● **Work to be completed**: Copy out the records precisely, omitting pictures.

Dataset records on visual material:

────────

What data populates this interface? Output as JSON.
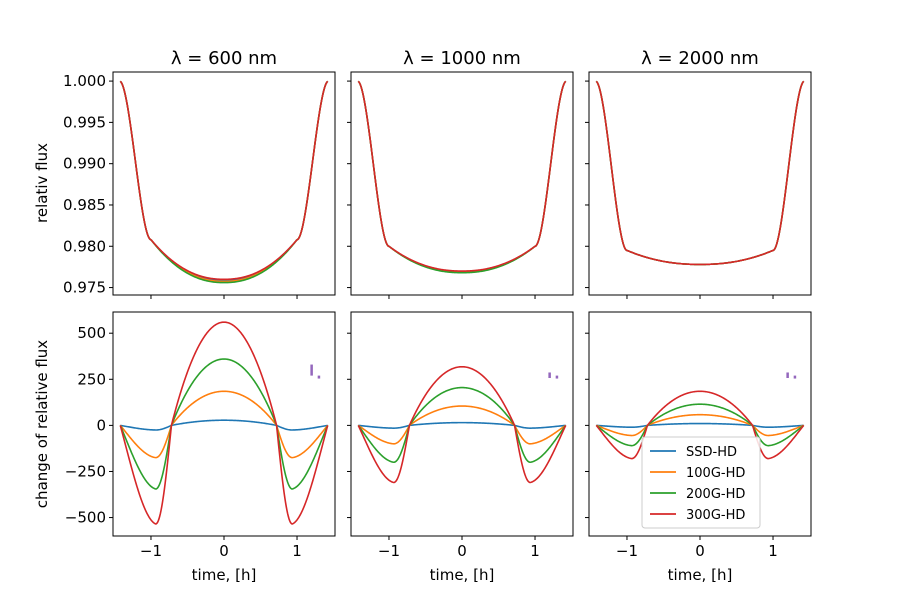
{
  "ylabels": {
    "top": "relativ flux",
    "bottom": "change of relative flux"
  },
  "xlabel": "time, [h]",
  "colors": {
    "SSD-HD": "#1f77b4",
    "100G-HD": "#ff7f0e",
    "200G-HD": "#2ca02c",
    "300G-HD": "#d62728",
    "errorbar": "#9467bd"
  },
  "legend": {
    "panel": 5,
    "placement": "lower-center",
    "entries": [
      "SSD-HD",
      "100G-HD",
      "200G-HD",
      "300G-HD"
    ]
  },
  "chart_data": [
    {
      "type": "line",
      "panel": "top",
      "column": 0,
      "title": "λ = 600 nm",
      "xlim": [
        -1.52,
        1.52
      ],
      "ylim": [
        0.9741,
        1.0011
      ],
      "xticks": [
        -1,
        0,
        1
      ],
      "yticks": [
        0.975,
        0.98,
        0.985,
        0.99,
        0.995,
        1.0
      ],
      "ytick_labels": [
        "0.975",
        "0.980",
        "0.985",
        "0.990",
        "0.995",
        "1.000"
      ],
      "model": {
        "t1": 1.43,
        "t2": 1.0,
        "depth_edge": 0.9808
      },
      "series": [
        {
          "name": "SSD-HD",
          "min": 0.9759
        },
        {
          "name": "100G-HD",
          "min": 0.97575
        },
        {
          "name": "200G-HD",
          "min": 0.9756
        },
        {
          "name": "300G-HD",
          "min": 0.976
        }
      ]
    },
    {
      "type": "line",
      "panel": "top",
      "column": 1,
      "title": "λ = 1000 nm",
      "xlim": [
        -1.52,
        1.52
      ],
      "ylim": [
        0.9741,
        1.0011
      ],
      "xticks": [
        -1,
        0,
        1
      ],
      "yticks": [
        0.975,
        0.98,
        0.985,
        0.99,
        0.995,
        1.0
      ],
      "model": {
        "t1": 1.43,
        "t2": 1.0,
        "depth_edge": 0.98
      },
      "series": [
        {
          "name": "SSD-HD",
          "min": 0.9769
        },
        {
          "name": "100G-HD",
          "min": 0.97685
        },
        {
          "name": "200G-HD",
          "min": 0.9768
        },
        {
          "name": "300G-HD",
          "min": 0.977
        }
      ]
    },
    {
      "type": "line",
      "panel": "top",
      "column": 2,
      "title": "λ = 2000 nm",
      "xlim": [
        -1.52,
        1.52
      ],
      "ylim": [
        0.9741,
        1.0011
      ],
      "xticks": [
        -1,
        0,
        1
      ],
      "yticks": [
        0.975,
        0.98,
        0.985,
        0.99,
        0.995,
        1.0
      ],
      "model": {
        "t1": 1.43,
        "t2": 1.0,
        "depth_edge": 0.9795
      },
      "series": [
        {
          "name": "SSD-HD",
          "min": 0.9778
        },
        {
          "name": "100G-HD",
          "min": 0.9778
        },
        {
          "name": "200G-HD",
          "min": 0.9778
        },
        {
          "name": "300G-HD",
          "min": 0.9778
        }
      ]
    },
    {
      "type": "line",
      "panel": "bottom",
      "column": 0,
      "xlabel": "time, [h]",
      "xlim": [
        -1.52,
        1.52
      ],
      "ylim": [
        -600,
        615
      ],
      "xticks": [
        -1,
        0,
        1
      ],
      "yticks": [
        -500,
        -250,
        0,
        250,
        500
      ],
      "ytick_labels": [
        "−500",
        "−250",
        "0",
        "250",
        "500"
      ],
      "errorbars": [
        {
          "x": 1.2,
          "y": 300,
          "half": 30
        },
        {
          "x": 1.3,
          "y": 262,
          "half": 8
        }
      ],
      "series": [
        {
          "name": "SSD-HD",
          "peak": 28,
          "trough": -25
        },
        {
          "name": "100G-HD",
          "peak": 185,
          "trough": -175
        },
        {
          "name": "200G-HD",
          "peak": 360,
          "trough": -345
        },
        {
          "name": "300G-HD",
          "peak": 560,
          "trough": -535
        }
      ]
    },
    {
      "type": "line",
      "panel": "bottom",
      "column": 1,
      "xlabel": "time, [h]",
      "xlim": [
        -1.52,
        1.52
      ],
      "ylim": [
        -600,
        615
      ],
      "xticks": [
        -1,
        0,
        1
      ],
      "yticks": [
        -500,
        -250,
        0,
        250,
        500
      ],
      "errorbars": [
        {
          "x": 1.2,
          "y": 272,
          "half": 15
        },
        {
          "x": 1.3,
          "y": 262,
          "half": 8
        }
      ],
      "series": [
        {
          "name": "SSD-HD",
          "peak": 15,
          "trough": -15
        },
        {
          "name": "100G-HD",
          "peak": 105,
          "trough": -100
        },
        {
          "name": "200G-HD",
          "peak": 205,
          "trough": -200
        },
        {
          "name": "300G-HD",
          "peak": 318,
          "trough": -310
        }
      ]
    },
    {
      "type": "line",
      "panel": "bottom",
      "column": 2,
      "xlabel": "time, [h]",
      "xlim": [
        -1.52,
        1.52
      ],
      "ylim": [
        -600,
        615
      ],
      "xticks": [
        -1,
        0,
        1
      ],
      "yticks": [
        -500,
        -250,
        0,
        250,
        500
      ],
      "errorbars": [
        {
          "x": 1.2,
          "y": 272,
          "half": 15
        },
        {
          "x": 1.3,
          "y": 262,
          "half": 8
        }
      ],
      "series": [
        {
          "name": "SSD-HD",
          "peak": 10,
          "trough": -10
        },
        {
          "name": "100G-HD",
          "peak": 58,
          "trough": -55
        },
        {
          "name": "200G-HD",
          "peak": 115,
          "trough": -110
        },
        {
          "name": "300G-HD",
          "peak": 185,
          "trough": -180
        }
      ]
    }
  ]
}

────────

● **Answer to this task**:
What data populates this interface? Output as JSON.
{
  "ylabels": {
    "top": "relativ flux",
    "bottom": "change of relative flux"
  },
  "xlabel": "time, [h]",
  "colors": {
    "SSD-HD": "#1f77b4",
    "100G-HD": "#ff7f0e",
    "200G-HD": "#2ca02c",
    "300G-HD": "#d62728",
    "errorbar": "#9467bd"
  },
  "legend": {
    "panel": 5,
    "placement": "lower-center",
    "entries": [
      "SSD-HD",
      "100G-HD",
      "200G-HD",
      "300G-HD"
    ]
  },
  "chart_data": [
    {
      "type": "line",
      "panel": "top",
      "column": 0,
      "title": "λ = 600 nm",
      "xlim": [
        -1.52,
        1.52
      ],
      "ylim": [
        0.9741,
        1.0011
      ],
      "xticks": [
        -1,
        0,
        1
      ],
      "yticks": [
        0.975,
        0.98,
        0.985,
        0.99,
        0.995,
        1.0
      ],
      "ytick_labels": [
        "0.975",
        "0.980",
        "0.985",
        "0.990",
        "0.995",
        "1.000"
      ],
      "model": {
        "t1": 1.43,
        "t2": 1.0,
        "depth_edge": 0.9808
      },
      "series": [
        {
          "name": "SSD-HD",
          "min": 0.9759
        },
        {
          "name": "100G-HD",
          "min": 0.97575
        },
        {
          "name": "200G-HD",
          "min": 0.9756
        },
        {
          "name": "300G-HD",
          "min": 0.976
        }
      ]
    },
    {
      "type": "line",
      "panel": "top",
      "column": 1,
      "title": "λ = 1000 nm",
      "xlim": [
        -1.52,
        1.52
      ],
      "ylim": [
        0.9741,
        1.0011
      ],
      "xticks": [
        -1,
        0,
        1
      ],
      "yticks": [
        0.975,
        0.98,
        0.985,
        0.99,
        0.995,
        1.0
      ],
      "model": {
        "t1": 1.43,
        "t2": 1.0,
        "depth_edge": 0.98
      },
      "series": [
        {
          "name": "SSD-HD",
          "min": 0.9769
        },
        {
          "name": "100G-HD",
          "min": 0.97685
        },
        {
          "name": "200G-HD",
          "min": 0.9768
        },
        {
          "name": "300G-HD",
          "min": 0.977
        }
      ]
    },
    {
      "type": "line",
      "panel": "top",
      "column": 2,
      "title": "λ = 2000 nm",
      "xlim": [
        -1.52,
        1.52
      ],
      "ylim": [
        0.9741,
        1.0011
      ],
      "xticks": [
        -1,
        0,
        1
      ],
      "yticks": [
        0.975,
        0.98,
        0.985,
        0.99,
        0.995,
        1.0
      ],
      "model": {
        "t1": 1.43,
        "t2": 1.0,
        "depth_edge": 0.9795
      },
      "series": [
        {
          "name": "SSD-HD",
          "min": 0.9778
        },
        {
          "name": "100G-HD",
          "min": 0.9778
        },
        {
          "name": "200G-HD",
          "min": 0.9778
        },
        {
          "name": "300G-HD",
          "min": 0.9778
        }
      ]
    },
    {
      "type": "line",
      "panel": "bottom",
      "column": 0,
      "xlabel": "time, [h]",
      "xlim": [
        -1.52,
        1.52
      ],
      "ylim": [
        -600,
        615
      ],
      "xticks": [
        -1,
        0,
        1
      ],
      "yticks": [
        -500,
        -250,
        0,
        250,
        500
      ],
      "ytick_labels": [
        "−500",
        "−250",
        "0",
        "250",
        "500"
      ],
      "errorbars": [
        {
          "x": 1.2,
          "y": 300,
          "half": 30
        },
        {
          "x": 1.3,
          "y": 262,
          "half": 8
        }
      ],
      "series": [
        {
          "name": "SSD-HD",
          "peak": 28,
          "trough": -25
        },
        {
          "name": "100G-HD",
          "peak": 185,
          "trough": -175
        },
        {
          "name": "200G-HD",
          "peak": 360,
          "trough": -345
        },
        {
          "name": "300G-HD",
          "peak": 560,
          "trough": -535
        }
      ]
    },
    {
      "type": "line",
      "panel": "bottom",
      "column": 1,
      "xlabel": "time, [h]",
      "xlim": [
        -1.52,
        1.52
      ],
      "ylim": [
        -600,
        615
      ],
      "xticks": [
        -1,
        0,
        1
      ],
      "yticks": [
        -500,
        -250,
        0,
        250,
        500
      ],
      "errorbars": [
        {
          "x": 1.2,
          "y": 272,
          "half": 15
        },
        {
          "x": 1.3,
          "y": 262,
          "half": 8
        }
      ],
      "series": [
        {
          "name": "SSD-HD",
          "peak": 15,
          "trough": -15
        },
        {
          "name": "100G-HD",
          "peak": 105,
          "trough": -100
        },
        {
          "name": "200G-HD",
          "peak": 205,
          "trough": -200
        },
        {
          "name": "300G-HD",
          "peak": 318,
          "trough": -310
        }
      ]
    },
    {
      "type": "line",
      "panel": "bottom",
      "column": 2,
      "xlabel": "time, [h]",
      "xlim": [
        -1.52,
        1.52
      ],
      "ylim": [
        -600,
        615
      ],
      "xticks": [
        -1,
        0,
        1
      ],
      "yticks": [
        -500,
        -250,
        0,
        250,
        500
      ],
      "errorbars": [
        {
          "x": 1.2,
          "y": 272,
          "half": 15
        },
        {
          "x": 1.3,
          "y": 262,
          "half": 8
        }
      ],
      "series": [
        {
          "name": "SSD-HD",
          "peak": 10,
          "trough": -10
        },
        {
          "name": "100G-HD",
          "peak": 58,
          "trough": -55
        },
        {
          "name": "200G-HD",
          "peak": 115,
          "trough": -110
        },
        {
          "name": "300G-HD",
          "peak": 185,
          "trough": -180
        }
      ]
    }
  ]
}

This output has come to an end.